⟨

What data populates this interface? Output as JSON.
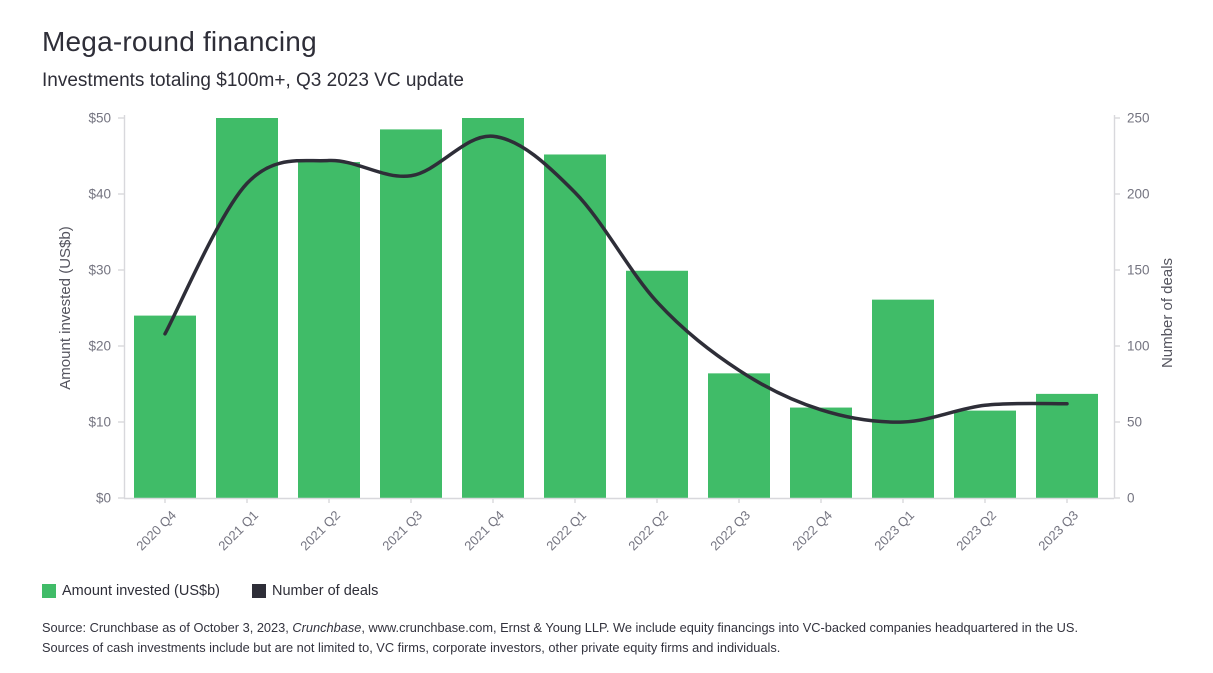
{
  "header": {
    "title": "Mega-round financing",
    "subtitle": "Investments totaling $100m+, Q3 2023 VC update"
  },
  "colors": {
    "bar": "#40bc68",
    "line": "#2e2e38",
    "axis_line": "#d8d8dc",
    "tick_text": "#747480",
    "axis_title_text": "#55555f",
    "dark_text": "#2e2e38"
  },
  "legend": {
    "items": [
      {
        "label": "Amount invested (US$b)",
        "color": "#40bc68"
      },
      {
        "label": "Number of deals",
        "color": "#2e2e38"
      }
    ]
  },
  "source": {
    "line1_prefix": "Source: Crunchbase as of October 3, 2023, ",
    "line1_italic": "Crunchbase",
    "line1_suffix": ", www.crunchbase.com, Ernst & Young LLP. We include equity financings into VC-backed companies headquartered in the US.",
    "line2": "Sources of cash investments include but are not limited to, VC firms, corporate investors, other private equity firms and individuals."
  },
  "chart_data": {
    "type": "bar+line combo",
    "categories": [
      "2020 Q4",
      "2021 Q1",
      "2021 Q2",
      "2021 Q3",
      "2021 Q4",
      "2022 Q1",
      "2022 Q2",
      "2022 Q3",
      "2022 Q4",
      "2023 Q1",
      "2023 Q2",
      "2023 Q3"
    ],
    "series": [
      {
        "name": "Amount invested (US$b)",
        "type": "bar",
        "axis": "left",
        "values": [
          24,
          50,
          44.2,
          48.5,
          50,
          45.2,
          29.9,
          16.4,
          11.9,
          26.1,
          11.5,
          13.7
        ]
      },
      {
        "name": "Number of deals",
        "type": "line",
        "axis": "right",
        "values": [
          108,
          207,
          222,
          212,
          238,
          201,
          129,
          84,
          58,
          50,
          61,
          62
        ]
      }
    ],
    "left_axis": {
      "title": "Amount invested (US$b)",
      "min": 0,
      "max": 50,
      "ticks": [
        {
          "label": "$0",
          "value": 0
        },
        {
          "label": "$10",
          "value": 10
        },
        {
          "label": "$20",
          "value": 20
        },
        {
          "label": "$30",
          "value": 30
        },
        {
          "label": "$40",
          "value": 40
        },
        {
          "label": "$50",
          "value": 50
        }
      ]
    },
    "right_axis": {
      "title": "Number of deals",
      "min": 0,
      "max": 250,
      "ticks": [
        {
          "label": "0",
          "value": 0
        },
        {
          "label": "50",
          "value": 50
        },
        {
          "label": "100",
          "value": 100
        },
        {
          "label": "150",
          "value": 150
        },
        {
          "label": "200",
          "value": 200
        },
        {
          "label": "250",
          "value": 250
        }
      ]
    },
    "grid": "off",
    "legend_position": "bottom-left"
  }
}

⟩

Read through the data and copy every line where "include" shows up.

## CORRECT ANSWER
    "line1_suffix": ", www.crunchbase.com, Ernst & Young LLP. We include equity financings into VC-backed companies headquartered in the US.",
    "line2": "Sources of cash investments include but are not limited to, VC firms, corporate investors, other private equity firms and individuals."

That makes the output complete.